[Stored data]
— begin —

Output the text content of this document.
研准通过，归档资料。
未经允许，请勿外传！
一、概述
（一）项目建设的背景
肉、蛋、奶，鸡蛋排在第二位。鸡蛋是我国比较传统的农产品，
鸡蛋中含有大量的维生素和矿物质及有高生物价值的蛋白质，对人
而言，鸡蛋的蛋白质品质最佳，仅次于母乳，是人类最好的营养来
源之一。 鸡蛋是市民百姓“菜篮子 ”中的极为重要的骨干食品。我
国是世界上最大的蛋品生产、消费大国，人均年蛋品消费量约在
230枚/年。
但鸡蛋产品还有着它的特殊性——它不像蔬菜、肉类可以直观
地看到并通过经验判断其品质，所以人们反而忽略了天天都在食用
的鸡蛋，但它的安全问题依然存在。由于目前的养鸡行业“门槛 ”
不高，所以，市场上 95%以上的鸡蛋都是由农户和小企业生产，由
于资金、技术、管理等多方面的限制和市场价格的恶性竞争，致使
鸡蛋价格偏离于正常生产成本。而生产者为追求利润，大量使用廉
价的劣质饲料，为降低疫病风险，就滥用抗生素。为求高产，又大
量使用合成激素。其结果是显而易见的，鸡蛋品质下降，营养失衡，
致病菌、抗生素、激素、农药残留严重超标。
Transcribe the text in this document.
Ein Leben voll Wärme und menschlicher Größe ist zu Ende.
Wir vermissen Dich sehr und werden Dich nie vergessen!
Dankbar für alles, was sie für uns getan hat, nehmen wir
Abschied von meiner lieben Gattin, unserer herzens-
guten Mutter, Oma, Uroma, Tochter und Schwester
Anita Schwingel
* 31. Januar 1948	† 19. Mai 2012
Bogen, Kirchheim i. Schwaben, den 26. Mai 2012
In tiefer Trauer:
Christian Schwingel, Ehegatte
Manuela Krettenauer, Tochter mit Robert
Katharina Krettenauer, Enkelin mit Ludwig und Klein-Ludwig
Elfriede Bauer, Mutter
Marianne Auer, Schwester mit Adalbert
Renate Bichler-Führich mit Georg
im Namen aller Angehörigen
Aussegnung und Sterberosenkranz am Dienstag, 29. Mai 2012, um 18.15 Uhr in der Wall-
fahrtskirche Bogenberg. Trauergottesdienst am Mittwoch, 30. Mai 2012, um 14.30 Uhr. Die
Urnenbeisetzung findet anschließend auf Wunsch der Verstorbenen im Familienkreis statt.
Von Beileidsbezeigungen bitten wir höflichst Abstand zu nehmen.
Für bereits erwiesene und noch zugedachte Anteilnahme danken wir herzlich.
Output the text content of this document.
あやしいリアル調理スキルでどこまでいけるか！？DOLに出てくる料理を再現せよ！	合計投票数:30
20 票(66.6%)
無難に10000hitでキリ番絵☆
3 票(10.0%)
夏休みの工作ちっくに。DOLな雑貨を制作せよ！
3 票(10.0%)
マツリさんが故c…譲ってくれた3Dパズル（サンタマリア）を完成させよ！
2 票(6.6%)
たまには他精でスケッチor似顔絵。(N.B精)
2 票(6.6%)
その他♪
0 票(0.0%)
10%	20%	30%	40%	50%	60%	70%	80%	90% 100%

— end —

The records above should be returned exactly.

Output the text content of this document.
研准通过，归档资料。
未经允许，请勿外传！
一、概述
（一）项目建设的背景
肉、蛋、奶，鸡蛋排在第二位。鸡蛋是我国比较传统的农产品，
鸡蛋中含有大量的维生素和矿物质及有高生物价值的蛋白质，对人
而言，鸡蛋的蛋白质品质最佳，仅次于母乳，是人类最好的营养来
源之一。 鸡蛋是市民百姓“菜篮子 ”中的极为重要的骨干食品。我
国是世界上最大的蛋品生产、消费大国，人均年蛋品消费量约在
230枚/年。
但鸡蛋产品还有着它的特殊性——它不像蔬菜、肉类可以直观
地看到并通过经验判断其品质，所以人们反而忽略了天天都在食用
的鸡蛋，但它的安全问题依然存在。由于目前的养鸡行业“门槛 ”
不高，所以，市场上 95%以上的鸡蛋都是由农户和小企业生产，由
于资金、技术、管理等多方面的限制和市场价格的恶性竞争，致使
鸡蛋价格偏离于正常生产成本。而生产者为追求利润，大量使用廉
价的劣质饲料，为降低疫病风险，就滥用抗生素。为求高产，又大
量使用合成激素。其结果是显而易见的，鸡蛋品质下降，营养失衡，
致病菌、抗生素、激素、农药残留严重超标。
Transcribe the text in this document.
Ein Leben voll Wärme und menschlicher Größe ist zu Ende.
Wir vermissen Dich sehr und werden Dich nie vergessen!
Dankbar für alles, was sie für uns getan hat, nehmen wir
Abschied von meiner lieben Gattin, unserer herzens-
guten Mutter, Oma, Uroma, Tochter und Schwester
Anita Schwingel
* 31. Januar 1948	† 19. Mai 2012
Bogen, Kirchheim i. Schwaben, den 26. Mai 2012
In tiefer Trauer:
Christian Schwingel, Ehegatte
Manuela Krettenauer, Tochter mit Robert
Katharina Krettenauer, Enkelin mit Ludwig und Klein-Ludwig
Elfriede Bauer, Mutter
Marianne Auer, Schwester mit Adalbert
Renate Bichler-Führich mit Georg
im Namen aller Angehörigen
Aussegnung und Sterberosenkranz am Dienstag, 29. Mai 2012, um 18.15 Uhr in der Wall-
fahrtskirche Bogenberg. Trauergottesdienst am Mittwoch, 30. Mai 2012, um 14.30 Uhr. Die
Urnenbeisetzung findet anschließend auf Wunsch der Verstorbenen im Familienkreis statt.
Von Beileidsbezeigungen bitten wir höflichst Abstand zu nehmen.
Für bereits erwiesene und noch zugedachte Anteilnahme danken wir herzlich.
Output the text content of this document.
あやしいリアル調理スキルでどこまでいけるか！？DOLに出てくる料理を再現せよ！	合計投票数:30
20 票(66.6%)
無難に10000hitでキリ番絵☆
3 票(10.0%)
夏休みの工作ちっくに。DOLな雑貨を制作せよ！
3 票(10.0%)
マツリさんが故c…譲ってくれた3Dパズル（サンタマリア）を完成させよ！
2 票(6.6%)
たまには他精でスケッチor似顔絵。(N.B精)
2 票(6.6%)
その他♪
0 票(0.0%)
10%	20%	30%	40%	50%	60%	70%	80%	90% 100%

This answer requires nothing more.